### TASK PROMPT:
Transcribe all of the material below word for word and leave out its pictures.

Stored entries:
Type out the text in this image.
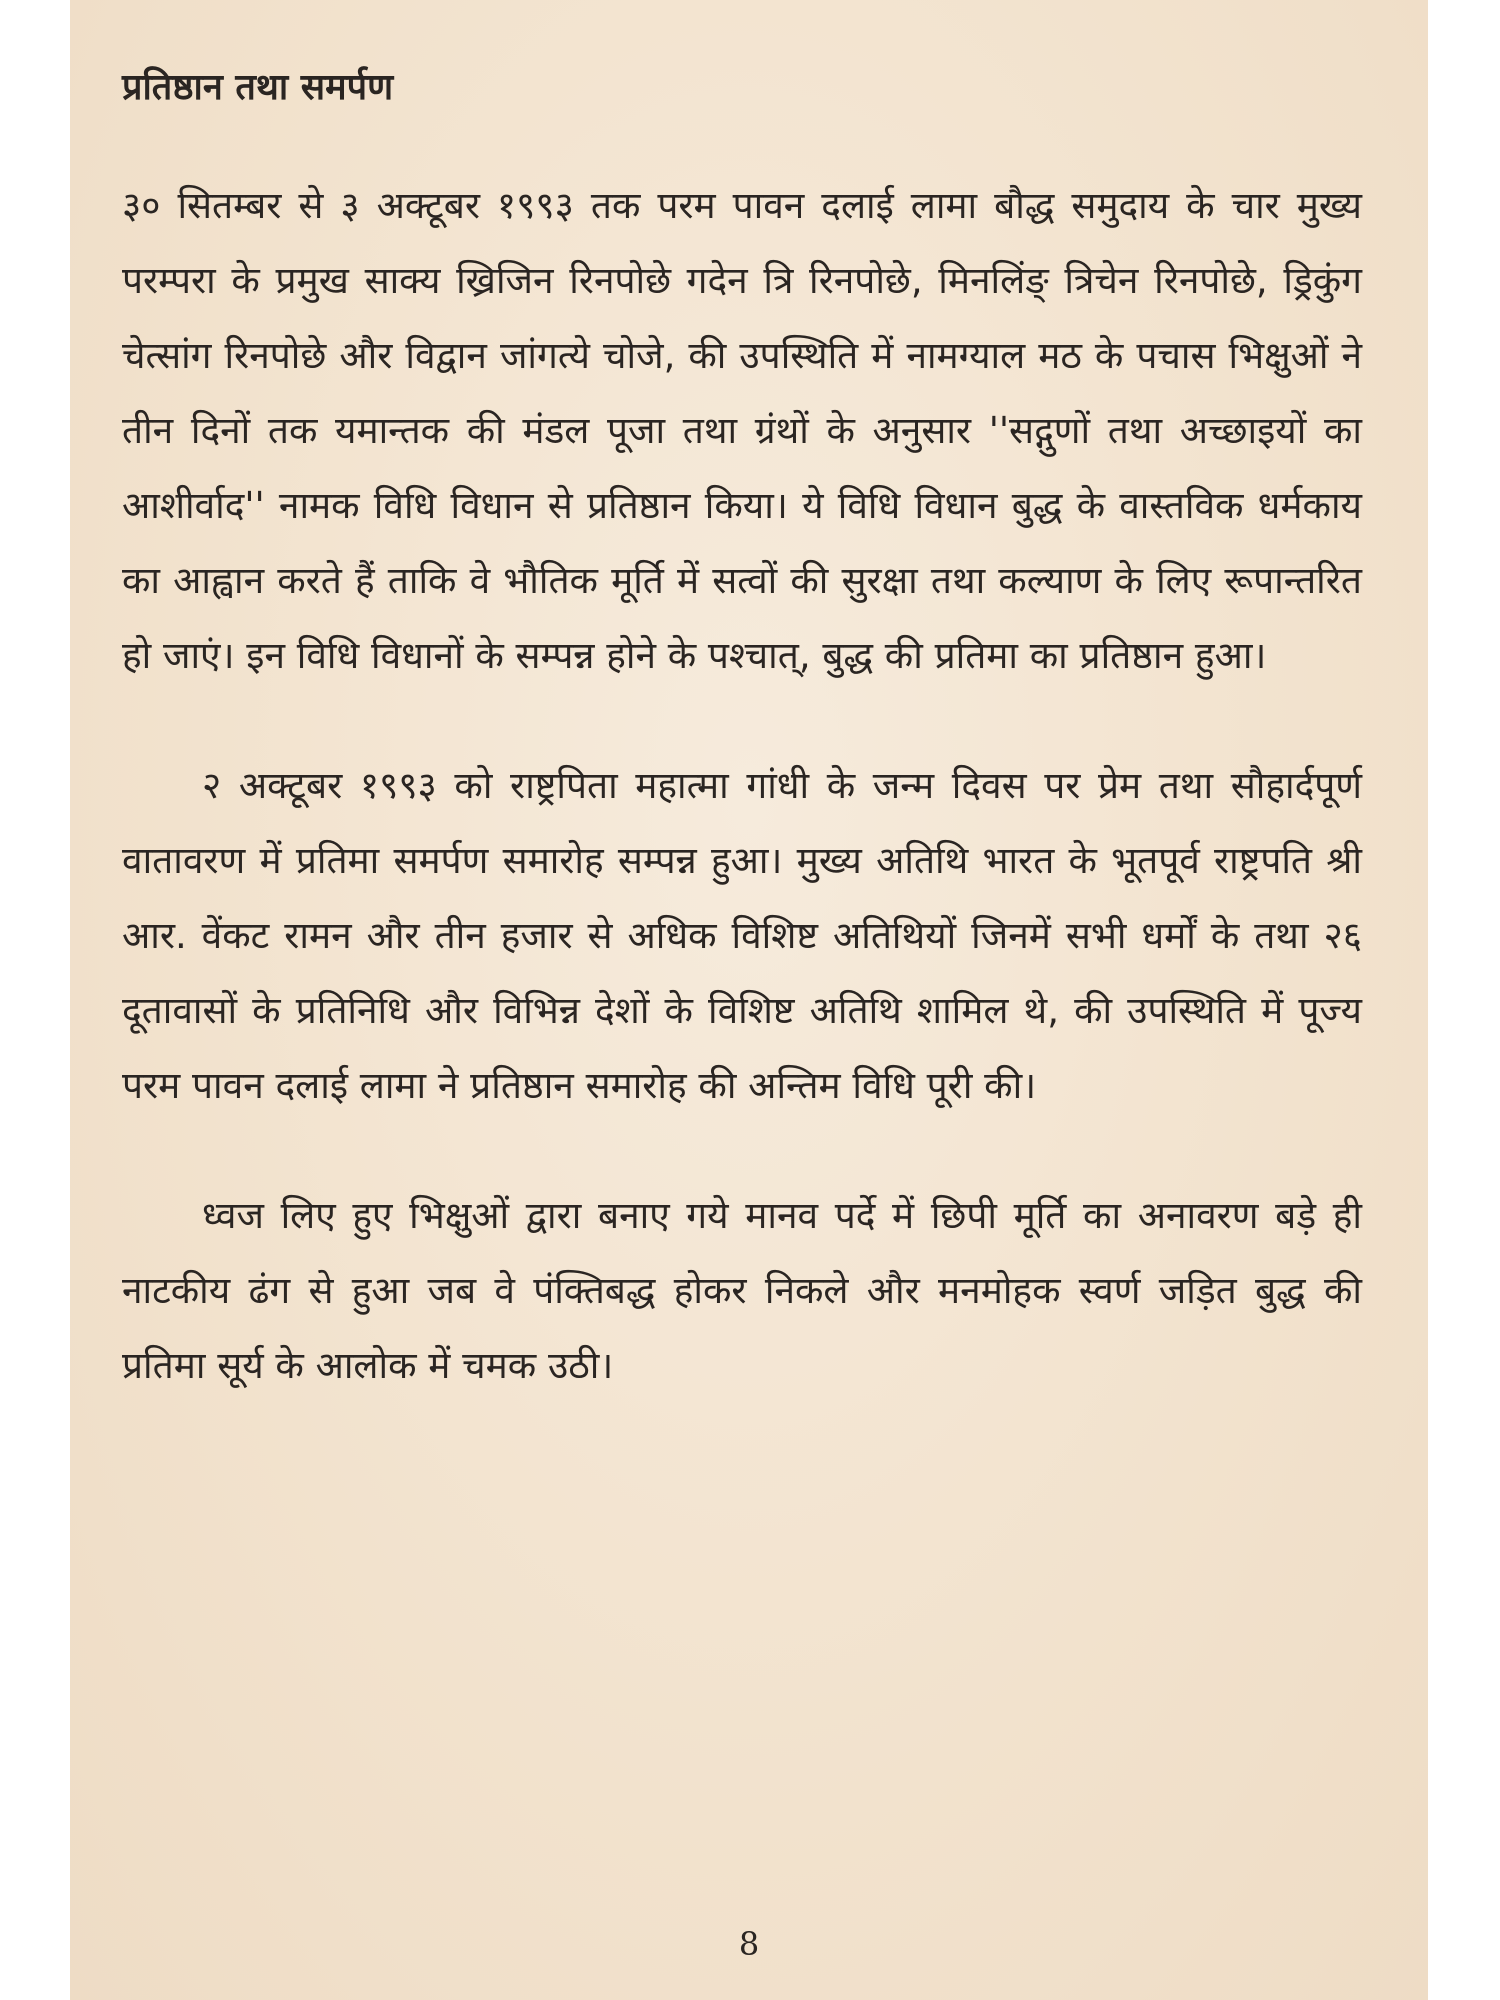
प्रतिष्ठान तथा समर्पण

३० सितम्बर से ३ अक्टूबर १९९३ तक परम पावन दलाई लामा बौद्ध समुदाय के चार मुख्य परम्परा के प्रमुख साक्य ख्रिजिन रिनपोछे गदेन त्रि रिनपोछे, मिनलिंङ् त्रिचेन रिनपोछे, ड्रिकुंग चेत्सांग रिनपोछे और विद्वान जांगत्ये चोजे, की उपस्थिति में नामग्याल मठ के पचास भिक्षुओं ने तीन दिनों तक यमान्तक की मंडल पूजा तथा ग्रंथों के अनुसार ''सद्गुणों तथा अच्छाइयों का आशीर्वाद'' नामक विधि विधान से प्रतिष्ठान किया। ये विधि विधान बुद्ध के वास्तविक धर्मकाय का आह्वान करते हैं ताकि वे भौतिक मूर्ति में सत्वों की सुरक्षा तथा कल्याण के लिए रूपान्तरित हो जाएं। इन विधि विधानों के सम्पन्न होने के पश्चात्, बुद्ध की प्रतिमा का प्रतिष्ठान हुआ।

२ अक्टूबर १९९३ को राष्ट्रपिता महात्मा गांधी के जन्म दिवस पर प्रेम तथा सौहार्दपूर्ण वातावरण में प्रतिमा समर्पण समारोह सम्पन्न हुआ। मुख्य अतिथि भारत के भूतपूर्व राष्ट्रपति श्री आर. वेंकट रामन और तीन हजार से अधिक विशिष्ट अतिथियों जिनमें सभी धर्मों के तथा २६ दूतावासों के प्रतिनिधि और विभिन्न देशों के विशिष्ट अतिथि शामिल थे, की उपस्थिति में पूज्य परम पावन दलाई लामा ने प्रतिष्ठान समारोह की अन्तिम विधि पूरी की।

ध्वज लिए हुए भिक्षुओं द्वारा बनाए गये मानव पर्दे में छिपी मूर्ति का अनावरण बड़े ही नाटकीय ढंग से हुआ जब वे पंक्तिबद्ध होकर निकले और मनमोहक स्वर्ण जड़ित बुद्ध की प्रतिमा सूर्य के आलोक में चमक उठी।

8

### RESULT OF THE TASK:
Type out the text in this image.
प्रतिष्ठान तथा समर्पण

३० सितम्बर से ३ अक्टूबर १९९३ तक परम पावन दलाई लामा बौद्ध समुदाय के चार मुख्य परम्परा के प्रमुख साक्य ख्रिजिन रिनपोछे गदेन त्रि रिनपोछे, मिनलिंङ् त्रिचेन रिनपोछे, ड्रिकुंग चेत्सांग रिनपोछे और विद्वान जांगत्ये चोजे, की उपस्थिति में नामग्याल मठ के पचास भिक्षुओं ने तीन दिनों तक यमान्तक की मंडल पूजा तथा ग्रंथों के अनुसार ''सद्गुणों तथा अच्छाइयों का आशीर्वाद'' नामक विधि विधान से प्रतिष्ठान किया। ये विधि विधान बुद्ध के वास्तविक धर्मकाय का आह्वान करते हैं ताकि वे भौतिक मूर्ति में सत्वों की सुरक्षा तथा कल्याण के लिए रूपान्तरित हो जाएं। इन विधि विधानों के सम्पन्न होने के पश्चात्, बुद्ध की प्रतिमा का प्रतिष्ठान हुआ।

२ अक्टूबर १९९३ को राष्ट्रपिता महात्मा गांधी के जन्म दिवस पर प्रेम तथा सौहार्दपूर्ण वातावरण में प्रतिमा समर्पण समारोह सम्पन्न हुआ। मुख्य अतिथि भारत के भूतपूर्व राष्ट्रपति श्री आर. वेंकट रामन और तीन हजार से अधिक विशिष्ट अतिथियों जिनमें सभी धर्मों के तथा २६ दूतावासों के प्रतिनिधि और विभिन्न देशों के विशिष्ट अतिथि शामिल थे, की उपस्थिति में पूज्य परम पावन दलाई लामा ने प्रतिष्ठान समारोह की अन्तिम विधि पूरी की।

ध्वज लिए हुए भिक्षुओं द्वारा बनाए गये मानव पर्दे में छिपी मूर्ति का अनावरण बड़े ही नाटकीय ढंग से हुआ जब वे पंक्तिबद्ध होकर निकले और मनमोहक स्वर्ण जड़ित बुद्ध की प्रतिमा सूर्य के आलोक में चमक उठी।

8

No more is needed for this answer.